--- START OF Data lines ---

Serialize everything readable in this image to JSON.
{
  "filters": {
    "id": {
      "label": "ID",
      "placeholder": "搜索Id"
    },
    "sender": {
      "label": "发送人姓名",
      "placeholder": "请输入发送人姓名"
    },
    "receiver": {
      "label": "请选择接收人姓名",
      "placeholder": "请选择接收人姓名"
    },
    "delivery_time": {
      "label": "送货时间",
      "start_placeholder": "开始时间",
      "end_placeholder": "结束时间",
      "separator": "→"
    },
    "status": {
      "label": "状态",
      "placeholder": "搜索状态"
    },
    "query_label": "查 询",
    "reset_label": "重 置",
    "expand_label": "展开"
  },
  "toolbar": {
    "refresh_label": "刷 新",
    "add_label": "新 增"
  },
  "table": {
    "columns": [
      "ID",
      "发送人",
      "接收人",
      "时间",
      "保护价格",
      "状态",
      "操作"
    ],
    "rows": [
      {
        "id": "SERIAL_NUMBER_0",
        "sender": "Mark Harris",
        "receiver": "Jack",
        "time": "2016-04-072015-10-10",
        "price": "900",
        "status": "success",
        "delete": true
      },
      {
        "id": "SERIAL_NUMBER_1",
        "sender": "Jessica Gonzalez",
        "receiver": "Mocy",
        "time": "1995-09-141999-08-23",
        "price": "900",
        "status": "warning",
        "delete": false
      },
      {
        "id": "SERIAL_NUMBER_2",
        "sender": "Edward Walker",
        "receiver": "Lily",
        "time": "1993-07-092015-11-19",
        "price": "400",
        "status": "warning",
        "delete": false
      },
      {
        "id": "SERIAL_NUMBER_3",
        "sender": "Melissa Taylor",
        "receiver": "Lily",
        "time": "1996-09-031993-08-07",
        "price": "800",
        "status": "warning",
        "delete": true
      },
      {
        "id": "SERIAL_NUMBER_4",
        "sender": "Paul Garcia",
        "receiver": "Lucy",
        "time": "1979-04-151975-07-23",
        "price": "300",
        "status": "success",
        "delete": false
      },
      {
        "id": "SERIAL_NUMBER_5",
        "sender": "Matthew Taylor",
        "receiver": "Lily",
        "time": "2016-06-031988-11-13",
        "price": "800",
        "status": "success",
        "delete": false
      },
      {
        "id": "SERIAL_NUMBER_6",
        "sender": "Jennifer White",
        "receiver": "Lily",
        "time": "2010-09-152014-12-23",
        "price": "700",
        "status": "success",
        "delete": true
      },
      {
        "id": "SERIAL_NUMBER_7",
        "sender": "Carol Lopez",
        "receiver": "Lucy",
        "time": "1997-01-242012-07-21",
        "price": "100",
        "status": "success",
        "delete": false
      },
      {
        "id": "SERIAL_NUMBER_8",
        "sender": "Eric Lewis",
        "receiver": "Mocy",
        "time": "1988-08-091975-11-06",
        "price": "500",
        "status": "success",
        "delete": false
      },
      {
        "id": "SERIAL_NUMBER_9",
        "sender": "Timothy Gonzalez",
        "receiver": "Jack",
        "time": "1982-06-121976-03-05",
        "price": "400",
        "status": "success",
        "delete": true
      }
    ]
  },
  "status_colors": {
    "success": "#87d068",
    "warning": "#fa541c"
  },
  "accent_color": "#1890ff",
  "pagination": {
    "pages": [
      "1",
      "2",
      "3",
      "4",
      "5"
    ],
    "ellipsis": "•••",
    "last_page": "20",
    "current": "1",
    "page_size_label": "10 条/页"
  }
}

--- END OF Data lines ---

In the entries above, identify each line that includes the string "Taylor", then copy it.

        "sender": "Melissa Taylor",
        "sender": "Matthew Taylor",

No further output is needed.